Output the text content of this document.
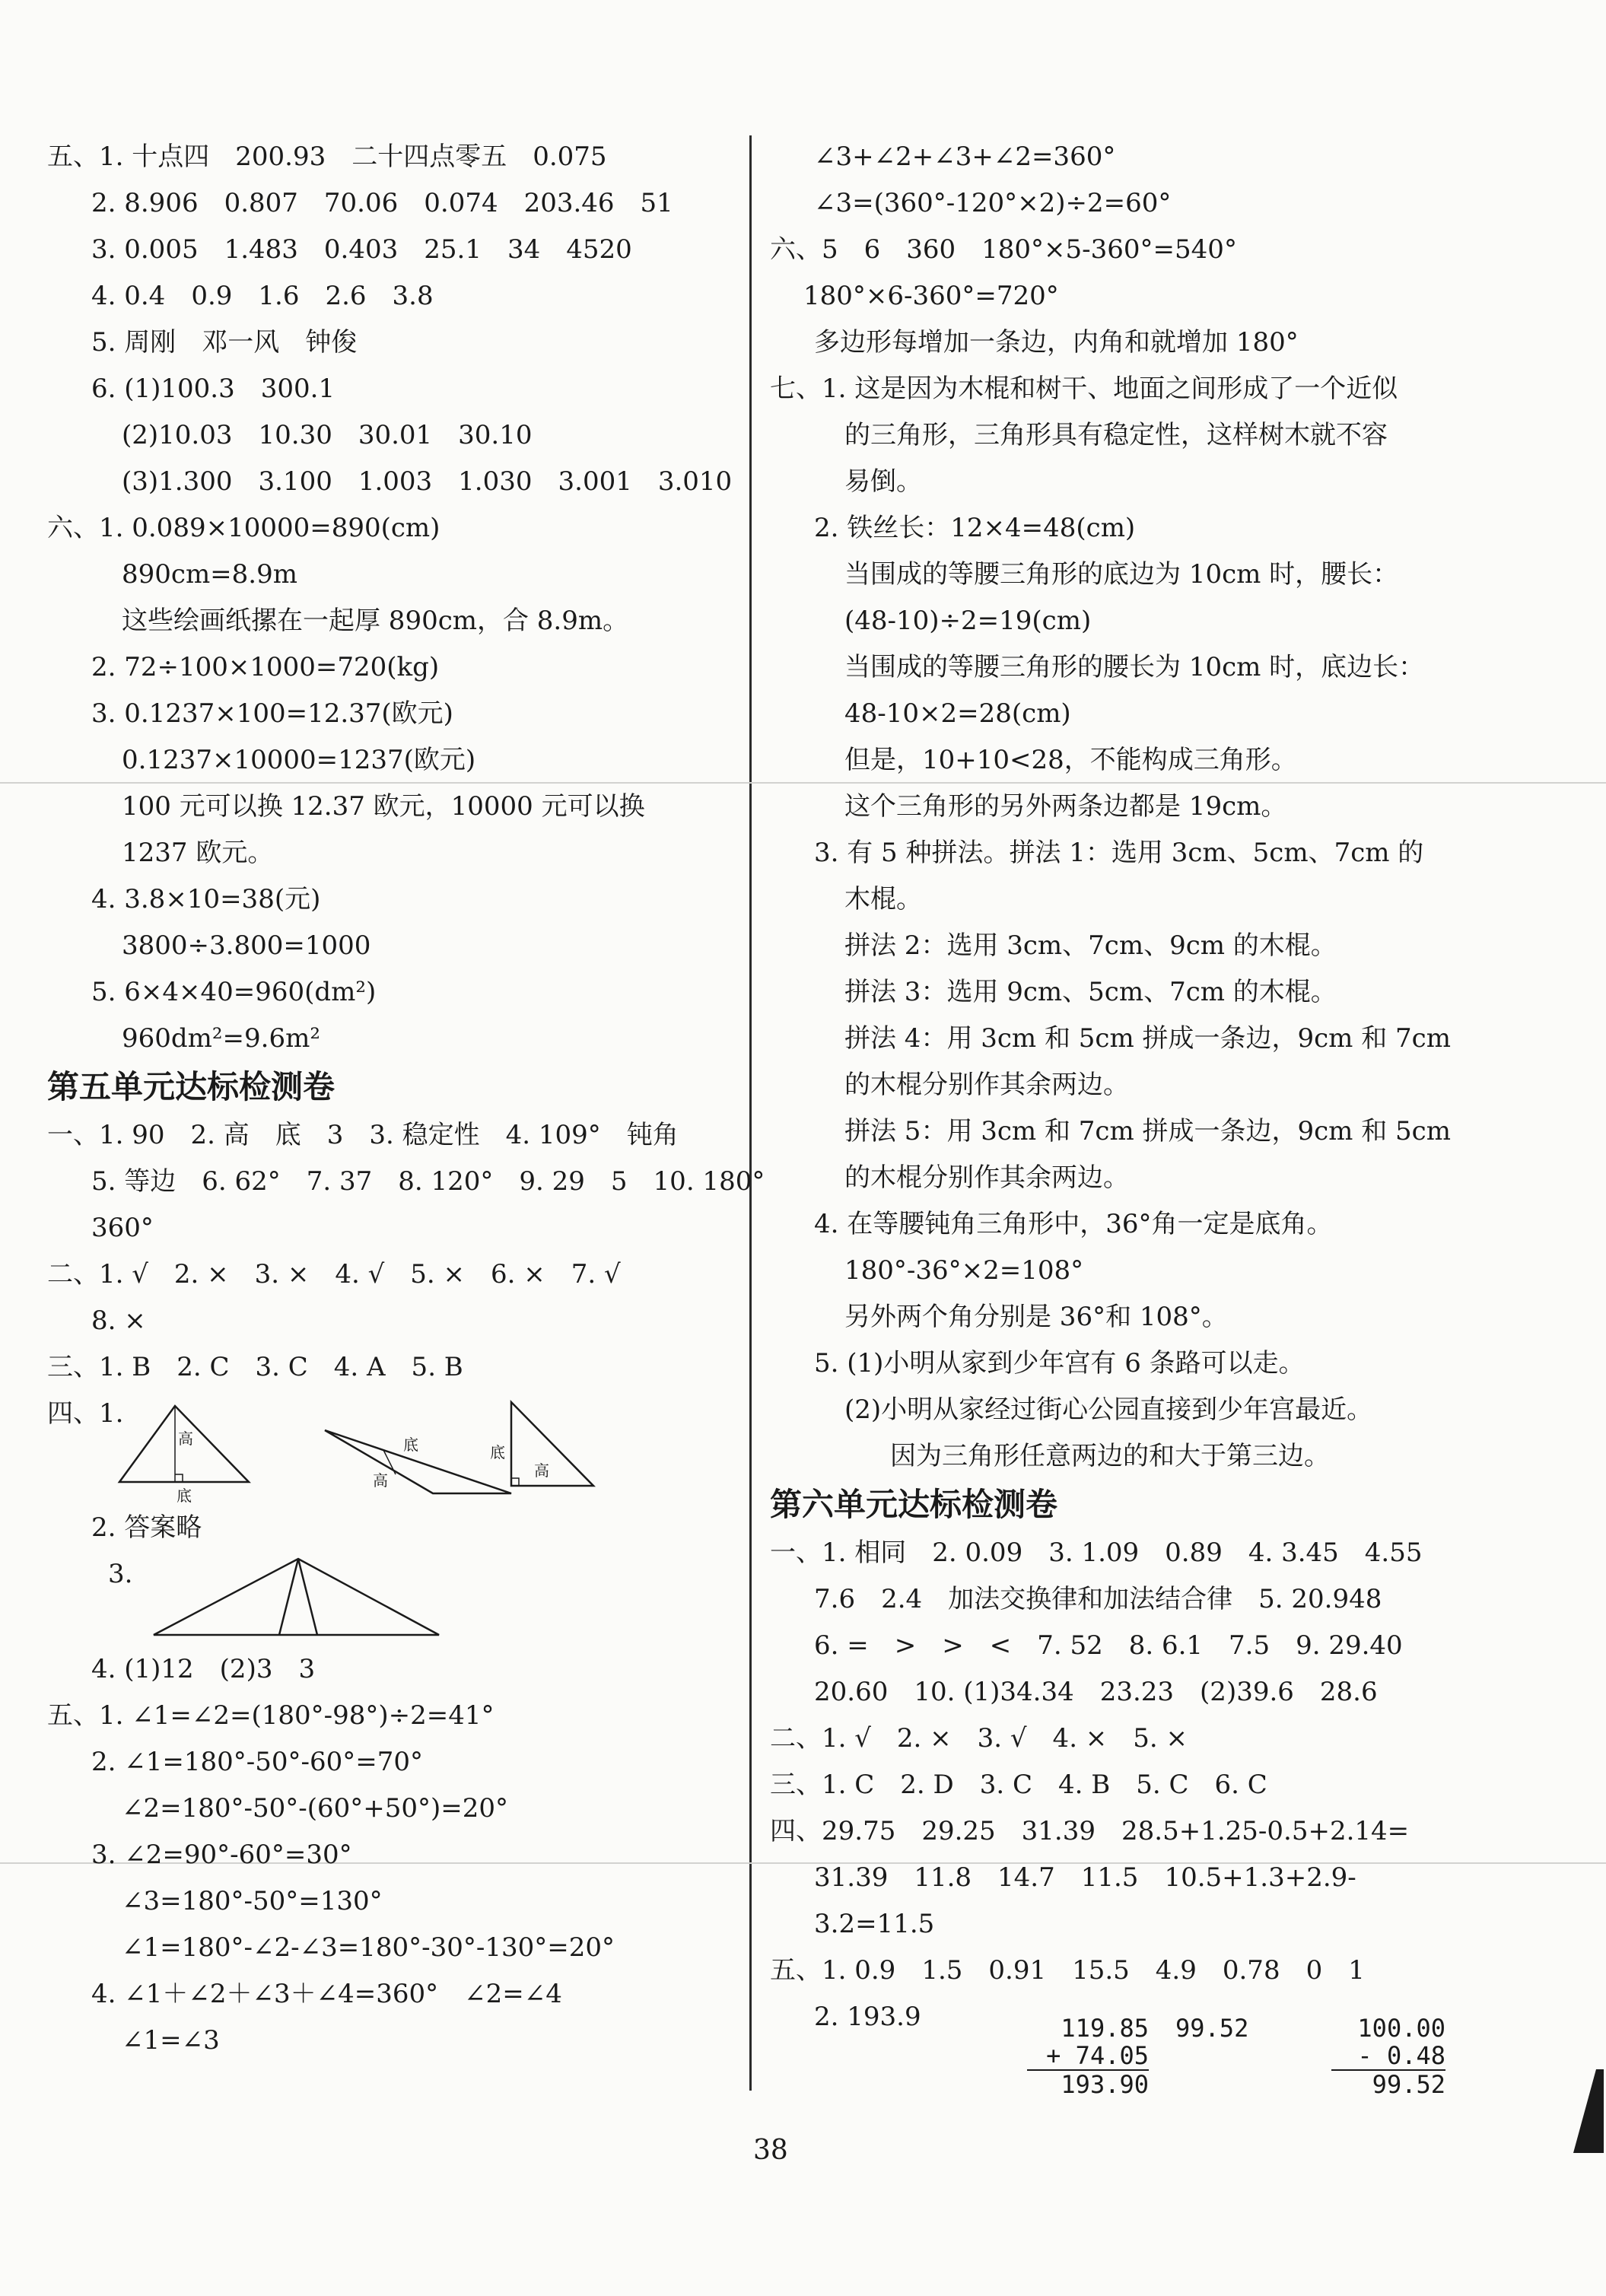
五、1. 十点四　200.93　二十四点零五　0.075
2. 8.906　0.807　70.06　0.074　203.46　51
3. 0.005　1.483　0.403　25.1　34　4520
4. 0.4　0.9　1.6　2.6　3.8
5. 周刚　邓一风　钟俊
6. (1)100.3　300.1
(2)10.03　10.30　30.01　30.10
(3)1.300　3.100　1.003　1.030　3.001　3.010
六、1. 0.089×10000=890(cm)
890cm=8.9m
这些绘画纸摞在一起厚 890cm，合 8.9m。
2. 72÷100×1000=720(kg)
3. 0.1237×100=12.37(欧元)
0.1237×10000=1237(欧元)
100 元可以换 12.37 欧元，10000 元可以换
1237 欧元。
4. 3.8×10=38(元)
3800÷3.800=1000
5. 6×4×40=960(dm²)
960dm²=9.6m²
第五单元达标检测卷
一、1. 90　2. 高　底　3　3. 稳定性　4. 109°　钝角
5. 等边　6. 62°　7. 37　8. 120°　9. 29　5　10. 180°
360°
二、1. √　2. ×　3. ×　4. √　5. ×　6. ×　7. √
8. ×
三、1. B　2. C　3. C　4. A　5. B
四、1.
高
底
底
高
底
高
2. 答案略
3.
4. (1)12　(2)3　3
五、1. ∠1=∠2=(180°-98°)÷2=41°
2. ∠1=180°-50°-60°=70°
∠2=180°-50°-(60°+50°)=20°
3. ∠2=90°-60°=30°
∠3=180°-50°=130°
∠1=180°-∠2-∠3=180°-30°-130°=20°
4. ∠1＋∠2＋∠3＋∠4=360°　∠2=∠4
∠1=∠3
∠3+∠2+∠3+∠2=360°
∠3=(360°-120°×2)÷2=60°
六、5　6　360　180°×5-360°=540°
180°×6-360°=720°
多边形每增加一条边，内角和就增加 180°
七、1. 这是因为木棍和树干、地面之间形成了一个近似
的三角形，三角形具有稳定性，这样树木就不容
易倒。
2. 铁丝长：12×4=48(cm)
当围成的等腰三角形的底边为 10cm 时，腰长：
(48-10)÷2=19(cm)
当围成的等腰三角形的腰长为 10cm 时，底边长：
48-10×2=28(cm)
但是，10+10<28，不能构成三角形。
这个三角形的另外两条边都是 19cm。
3. 有 5 种拼法。拼法 1：选用 3cm、5cm、7cm 的
木棍。
拼法 2：选用 3cm、7cm、9cm 的木棍。
拼法 3：选用 9cm、5cm、7cm 的木棍。
拼法 4：用 3cm 和 5cm 拼成一条边，9cm 和 7cm
的木棍分别作其余两边。
拼法 5：用 3cm 和 7cm 拼成一条边，9cm 和 5cm
的木棍分别作其余两边。
4. 在等腰钝角三角形中，36°角一定是底角。
180°-36°×2=108°
另外两个角分别是 36°和 108°。
5. (1)小明从家到少年宫有 6 条路可以走。
(2)小明从家经过街心公园直接到少年宫最近。
因为三角形任意两边的和大于第三边。
第六单元达标检测卷
一、1. 相同　2. 0.09　3. 1.09　0.89　4. 3.45　4.55
7.6　2.4　加法交换律和加法结合律　5. 20.948
6. =　>　>　<　7. 52　8. 6.1　7.5　9. 29.40
20.60　10. (1)34.34　23.23　(2)39.6　28.6
二、1. √　2. ×　3. √　4. ×　5. ×
三、1. C　2. D　3. C　4. B　5. C　6. C
四、29.75　29.25　31.39　28.5+1.25-0.5+2.14=
31.39　11.8　14.7　11.5　10.5+1.3+2.9-
3.2=11.5
五、1. 0.9　1.5　0.91　15.5　4.9　0.78　0　1
2. 193.9	119.85
+ 74.05
193.90
99.52	100.00
- 0.48
99.52
38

§ **Set exercise**
Copy out all of the data word for word. Do not carry over any picture.

§ **Written answer**
Output the text content of this document.
五、1. 十点四　200.93　二十四点零五　0.075
2. 8.906　0.807　70.06　0.074　203.46　51
3. 0.005　1.483　0.403　25.1　34　4520
4. 0.4　0.9　1.6　2.6　3.8
5. 周刚　邓一风　钟俊
6. (1)100.3　300.1
(2)10.03　10.30　30.01　30.10
(3)1.300　3.100　1.003　1.030　3.001　3.010
六、1. 0.089×10000=890(cm)
890cm=8.9m
这些绘画纸摞在一起厚 890cm，合 8.9m。
2. 72÷100×1000=720(kg)
3. 0.1237×100=12.37(欧元)
0.1237×10000=1237(欧元)
100 元可以换 12.37 欧元，10000 元可以换
1237 欧元。
4. 3.8×10=38(元)
3800÷3.800=1000
5. 6×4×40=960(dm²)
960dm²=9.6m²
第五单元达标检测卷
一、1. 90　2. 高　底　3　3. 稳定性　4. 109°　钝角
5. 等边　6. 62°　7. 37　8. 120°　9. 29　5　10. 180°
360°
二、1. √　2. ×　3. ×　4. √　5. ×　6. ×　7. √
8. ×
三、1. B　2. C　3. C　4. A　5. B
四、1.
高
底
底
高
底
高
2. 答案略
3.
4. (1)12　(2)3　3
五、1. ∠1=∠2=(180°-98°)÷2=41°
2. ∠1=180°-50°-60°=70°
∠2=180°-50°-(60°+50°)=20°
3. ∠2=90°-60°=30°
∠3=180°-50°=130°
∠1=180°-∠2-∠3=180°-30°-130°=20°
4. ∠1＋∠2＋∠3＋∠4=360°　∠2=∠4
∠1=∠3
∠3+∠2+∠3+∠2=360°
∠3=(360°-120°×2)÷2=60°
六、5　6　360　180°×5-360°=540°
180°×6-360°=720°
多边形每增加一条边，内角和就增加 180°
七、1. 这是因为木棍和树干、地面之间形成了一个近似
的三角形，三角形具有稳定性，这样树木就不容
易倒。
2. 铁丝长：12×4=48(cm)
当围成的等腰三角形的底边为 10cm 时，腰长：
(48-10)÷2=19(cm)
当围成的等腰三角形的腰长为 10cm 时，底边长：
48-10×2=28(cm)
但是，10+10<28，不能构成三角形。
这个三角形的另外两条边都是 19cm。
3. 有 5 种拼法。拼法 1：选用 3cm、5cm、7cm 的
木棍。
拼法 2：选用 3cm、7cm、9cm 的木棍。
拼法 3：选用 9cm、5cm、7cm 的木棍。
拼法 4：用 3cm 和 5cm 拼成一条边，9cm 和 7cm
的木棍分别作其余两边。
拼法 5：用 3cm 和 7cm 拼成一条边，9cm 和 5cm
的木棍分别作其余两边。
4. 在等腰钝角三角形中，36°角一定是底角。
180°-36°×2=108°
另外两个角分别是 36°和 108°。
5. (1)小明从家到少年宫有 6 条路可以走。
(2)小明从家经过街心公园直接到少年宫最近。
因为三角形任意两边的和大于第三边。
第六单元达标检测卷
一、1. 相同　2. 0.09　3. 1.09　0.89　4. 3.45　4.55
7.6　2.4　加法交换律和加法结合律　5. 20.948
6. =　>　>　<　7. 52　8. 6.1　7.5　9. 29.40
20.60　10. (1)34.34　23.23　(2)39.6　28.6
二、1. √　2. ×　3. √　4. ×　5. ×
三、1. C　2. D　3. C　4. B　5. C　6. C
四、29.75　29.25　31.39　28.5+1.25-0.5+2.14=
31.39　11.8　14.7　11.5　10.5+1.3+2.9-
3.2=11.5
五、1. 0.9　1.5　0.91　15.5　4.9　0.78　0　1
2. 193.9	119.85
+ 74.05
193.90
99.52	100.00
- 0.48
99.52
38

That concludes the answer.